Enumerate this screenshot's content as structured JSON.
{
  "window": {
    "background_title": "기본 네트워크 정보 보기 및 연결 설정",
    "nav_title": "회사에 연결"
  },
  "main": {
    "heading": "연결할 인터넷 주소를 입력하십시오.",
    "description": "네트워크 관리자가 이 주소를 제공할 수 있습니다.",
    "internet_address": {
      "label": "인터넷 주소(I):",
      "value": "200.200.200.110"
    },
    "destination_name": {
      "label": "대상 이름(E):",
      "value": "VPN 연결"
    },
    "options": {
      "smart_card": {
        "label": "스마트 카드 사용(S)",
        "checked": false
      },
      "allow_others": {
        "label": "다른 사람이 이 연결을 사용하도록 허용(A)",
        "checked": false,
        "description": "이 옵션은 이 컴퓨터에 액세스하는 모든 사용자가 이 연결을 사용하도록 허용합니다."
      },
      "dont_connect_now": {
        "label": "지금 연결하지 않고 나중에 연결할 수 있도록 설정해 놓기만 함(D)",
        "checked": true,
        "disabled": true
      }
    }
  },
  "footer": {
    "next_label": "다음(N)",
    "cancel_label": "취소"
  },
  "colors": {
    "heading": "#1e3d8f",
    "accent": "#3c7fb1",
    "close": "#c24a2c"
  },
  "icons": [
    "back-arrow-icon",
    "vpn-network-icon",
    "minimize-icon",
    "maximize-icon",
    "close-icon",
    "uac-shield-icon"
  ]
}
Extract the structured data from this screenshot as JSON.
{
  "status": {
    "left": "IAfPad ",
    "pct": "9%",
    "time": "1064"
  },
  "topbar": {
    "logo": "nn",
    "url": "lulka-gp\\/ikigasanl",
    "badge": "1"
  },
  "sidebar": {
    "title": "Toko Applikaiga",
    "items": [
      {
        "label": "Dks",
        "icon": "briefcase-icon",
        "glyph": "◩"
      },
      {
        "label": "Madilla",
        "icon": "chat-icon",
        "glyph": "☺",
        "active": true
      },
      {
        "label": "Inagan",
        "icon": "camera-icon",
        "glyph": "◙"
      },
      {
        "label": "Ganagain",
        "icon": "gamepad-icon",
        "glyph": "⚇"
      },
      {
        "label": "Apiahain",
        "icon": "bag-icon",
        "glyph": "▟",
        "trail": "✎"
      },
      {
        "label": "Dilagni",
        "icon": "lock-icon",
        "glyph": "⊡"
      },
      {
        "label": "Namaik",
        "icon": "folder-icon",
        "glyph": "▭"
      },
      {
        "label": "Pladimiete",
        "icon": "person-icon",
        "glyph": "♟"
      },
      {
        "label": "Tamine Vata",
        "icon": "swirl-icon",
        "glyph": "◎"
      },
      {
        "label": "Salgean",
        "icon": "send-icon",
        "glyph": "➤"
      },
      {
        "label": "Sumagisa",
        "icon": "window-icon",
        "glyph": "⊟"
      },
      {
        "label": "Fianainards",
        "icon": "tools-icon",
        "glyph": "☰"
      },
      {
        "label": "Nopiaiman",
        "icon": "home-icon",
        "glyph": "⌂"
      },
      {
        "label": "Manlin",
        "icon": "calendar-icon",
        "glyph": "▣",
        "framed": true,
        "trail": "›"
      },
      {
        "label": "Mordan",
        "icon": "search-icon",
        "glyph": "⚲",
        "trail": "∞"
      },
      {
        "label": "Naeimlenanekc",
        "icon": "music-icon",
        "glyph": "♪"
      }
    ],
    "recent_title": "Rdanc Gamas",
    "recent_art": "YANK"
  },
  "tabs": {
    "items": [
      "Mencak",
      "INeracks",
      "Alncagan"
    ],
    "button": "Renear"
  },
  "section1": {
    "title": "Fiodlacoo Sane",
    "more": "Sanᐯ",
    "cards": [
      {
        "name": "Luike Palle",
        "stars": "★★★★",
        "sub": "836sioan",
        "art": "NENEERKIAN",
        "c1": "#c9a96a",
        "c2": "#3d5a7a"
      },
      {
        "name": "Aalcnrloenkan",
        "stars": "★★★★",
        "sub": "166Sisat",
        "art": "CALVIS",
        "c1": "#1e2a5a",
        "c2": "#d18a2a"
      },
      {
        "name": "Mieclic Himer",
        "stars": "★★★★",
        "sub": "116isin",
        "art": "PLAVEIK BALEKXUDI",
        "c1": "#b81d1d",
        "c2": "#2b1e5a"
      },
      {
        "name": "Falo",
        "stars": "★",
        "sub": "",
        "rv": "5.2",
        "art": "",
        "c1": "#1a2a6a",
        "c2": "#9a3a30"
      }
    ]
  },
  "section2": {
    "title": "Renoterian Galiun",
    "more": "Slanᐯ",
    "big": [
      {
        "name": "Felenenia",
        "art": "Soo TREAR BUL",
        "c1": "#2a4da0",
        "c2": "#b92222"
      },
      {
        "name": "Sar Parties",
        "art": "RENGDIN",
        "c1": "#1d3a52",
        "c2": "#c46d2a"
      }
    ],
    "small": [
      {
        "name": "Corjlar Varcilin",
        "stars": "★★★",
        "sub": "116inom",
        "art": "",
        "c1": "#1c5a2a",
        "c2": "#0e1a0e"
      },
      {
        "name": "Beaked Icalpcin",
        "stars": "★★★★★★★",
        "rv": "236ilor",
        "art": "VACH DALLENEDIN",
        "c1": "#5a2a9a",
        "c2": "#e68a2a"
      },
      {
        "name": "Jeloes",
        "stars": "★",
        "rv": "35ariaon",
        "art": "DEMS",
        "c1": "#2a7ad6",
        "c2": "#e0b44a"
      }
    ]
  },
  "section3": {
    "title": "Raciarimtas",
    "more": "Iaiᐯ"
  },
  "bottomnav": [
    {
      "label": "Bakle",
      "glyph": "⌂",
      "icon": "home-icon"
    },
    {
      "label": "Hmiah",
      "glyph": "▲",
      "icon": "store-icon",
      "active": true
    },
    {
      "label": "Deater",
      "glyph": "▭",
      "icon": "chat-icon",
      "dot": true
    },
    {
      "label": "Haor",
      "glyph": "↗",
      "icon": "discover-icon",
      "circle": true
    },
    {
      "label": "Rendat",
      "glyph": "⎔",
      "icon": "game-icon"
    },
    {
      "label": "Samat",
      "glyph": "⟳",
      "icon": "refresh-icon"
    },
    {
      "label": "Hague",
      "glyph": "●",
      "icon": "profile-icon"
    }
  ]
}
----
## [THE REQUEST]
Your task is to transcribe the material exactly.

## [ANSWER TO THE TASK]
Enumerate this screenshot's content as structured JSON.
{
  "window": {
    "background_title": "기본 네트워크 정보 보기 및 연결 설정",
    "nav_title": "회사에 연결"
  },
  "main": {
    "heading": "연결할 인터넷 주소를 입력하십시오.",
    "description": "네트워크 관리자가 이 주소를 제공할 수 있습니다.",
    "internet_address": {
      "label": "인터넷 주소(I):",
      "value": "200.200.200.110"
    },
    "destination_name": {
      "label": "대상 이름(E):",
      "value": "VPN 연결"
    },
    "options": {
      "smart_card": {
        "label": "스마트 카드 사용(S)",
        "checked": false
      },
      "allow_others": {
        "label": "다른 사람이 이 연결을 사용하도록 허용(A)",
        "checked": false,
        "description": "이 옵션은 이 컴퓨터에 액세스하는 모든 사용자가 이 연결을 사용하도록 허용합니다."
      },
      "dont_connect_now": {
        "label": "지금 연결하지 않고 나중에 연결할 수 있도록 설정해 놓기만 함(D)",
        "checked": true,
        "disabled": true
      }
    }
  },
  "footer": {
    "next_label": "다음(N)",
    "cancel_label": "취소"
  },
  "colors": {
    "heading": "#1e3d8f",
    "accent": "#3c7fb1",
    "close": "#c24a2c"
  },
  "icons": [
    "back-arrow-icon",
    "vpn-network-icon",
    "minimize-icon",
    "maximize-icon",
    "close-icon",
    "uac-shield-icon"
  ]
}
Extract the structured data from this screenshot as JSON.
{
  "status": {
    "left": "IAfPad ",
    "pct": "9%",
    "time": "1064"
  },
  "topbar": {
    "logo": "nn",
    "url": "lulka-gp\\/ikigasanl",
    "badge": "1"
  },
  "sidebar": {
    "title": "Toko Applikaiga",
    "items": [
      {
        "label": "Dks",
        "icon": "briefcase-icon",
        "glyph": "◩"
      },
      {
        "label": "Madilla",
        "icon": "chat-icon",
        "glyph": "☺",
        "active": true
      },
      {
        "label": "Inagan",
        "icon": "camera-icon",
        "glyph": "◙"
      },
      {
        "label": "Ganagain",
        "icon": "gamepad-icon",
        "glyph": "⚇"
      },
      {
        "label": "Apiahain",
        "icon": "bag-icon",
        "glyph": "▟",
        "trail": "✎"
      },
      {
        "label": "Dilagni",
        "icon": "lock-icon",
        "glyph": "⊡"
      },
      {
        "label": "Namaik",
        "icon": "folder-icon",
        "glyph": "▭"
      },
      {
        "label": "Pladimiete",
        "icon": "person-icon",
        "glyph": "♟"
      },
      {
        "label": "Tamine Vata",
        "icon": "swirl-icon",
        "glyph": "◎"
      },
      {
        "label": "Salgean",
        "icon": "send-icon",
        "glyph": "➤"
      },
      {
        "label": "Sumagisa",
        "icon": "window-icon",
        "glyph": "⊟"
      },
      {
        "label": "Fianainards",
        "icon": "tools-icon",
        "glyph": "☰"
      },
      {
        "label": "Nopiaiman",
        "icon": "home-icon",
        "glyph": "⌂"
      },
      {
        "label": "Manlin",
        "icon": "calendar-icon",
        "glyph": "▣",
        "framed": true,
        "trail": "›"
      },
      {
        "label": "Mordan",
        "icon": "search-icon",
        "glyph": "⚲",
        "trail": "∞"
      },
      {
        "label": "Naeimlenanekc",
        "icon": "music-icon",
        "glyph": "♪"
      }
    ],
    "recent_title": "Rdanc Gamas",
    "recent_art": "YANK"
  },
  "tabs": {
    "items": [
      "Mencak",
      "INeracks",
      "Alncagan"
    ],
    "button": "Renear"
  },
  "section1": {
    "title": "Fiodlacoo Sane",
    "more": "Sanᐯ",
    "cards": [
      {
        "name": "Luike Palle",
        "stars": "★★★★",
        "sub": "836sioan",
        "art": "NENEERKIAN",
        "c1": "#c9a96a",
        "c2": "#3d5a7a"
      },
      {
        "name": "Aalcnrloenkan",
        "stars": "★★★★",
        "sub": "166Sisat",
        "art": "CALVIS",
        "c1": "#1e2a5a",
        "c2": "#d18a2a"
      },
      {
        "name": "Mieclic Himer",
        "stars": "★★★★",
        "sub": "116isin",
        "art": "PLAVEIK BALEKXUDI",
        "c1": "#b81d1d",
        "c2": "#2b1e5a"
      },
      {
        "name": "Falo",
        "stars": "★",
        "sub": "",
        "rv": "5.2",
        "art": "",
        "c1": "#1a2a6a",
        "c2": "#9a3a30"
      }
    ]
  },
  "section2": {
    "title": "Renoterian Galiun",
    "more": "Slanᐯ",
    "big": [
      {
        "name": "Felenenia",
        "art": "Soo TREAR BUL",
        "c1": "#2a4da0",
        "c2": "#b92222"
      },
      {
        "name": "Sar Parties",
        "art": "RENGDIN",
        "c1": "#1d3a52",
        "c2": "#c46d2a"
      }
    ],
    "small": [
      {
        "name": "Corjlar Varcilin",
        "stars": "★★★",
        "sub": "116inom",
        "art": "",
        "c1": "#1c5a2a",
        "c2": "#0e1a0e"
      },
      {
        "name": "Beaked Icalpcin",
        "stars": "★★★★★★★",
        "rv": "236ilor",
        "art": "VACH DALLENEDIN",
        "c1": "#5a2a9a",
        "c2": "#e68a2a"
      },
      {
        "name": "Jeloes",
        "stars": "★",
        "rv": "35ariaon",
        "art": "DEMS",
        "c1": "#2a7ad6",
        "c2": "#e0b44a"
      }
    ]
  },
  "section3": {
    "title": "Raciarimtas",
    "more": "Iaiᐯ"
  },
  "bottomnav": [
    {
      "label": "Bakle",
      "glyph": "⌂",
      "icon": "home-icon"
    },
    {
      "label": "Hmiah",
      "glyph": "▲",
      "icon": "store-icon",
      "active": true
    },
    {
      "label": "Deater",
      "glyph": "▭",
      "icon": "chat-icon",
      "dot": true
    },
    {
      "label": "Haor",
      "glyph": "↗",
      "icon": "discover-icon",
      "circle": true
    },
    {
      "label": "Rendat",
      "glyph": "⎔",
      "icon": "game-icon"
    },
    {
      "label": "Samat",
      "glyph": "⟳",
      "icon": "refresh-icon"
    },
    {
      "label": "Hague",
      "glyph": "●",
      "icon": "profile-icon"
    }
  ]
}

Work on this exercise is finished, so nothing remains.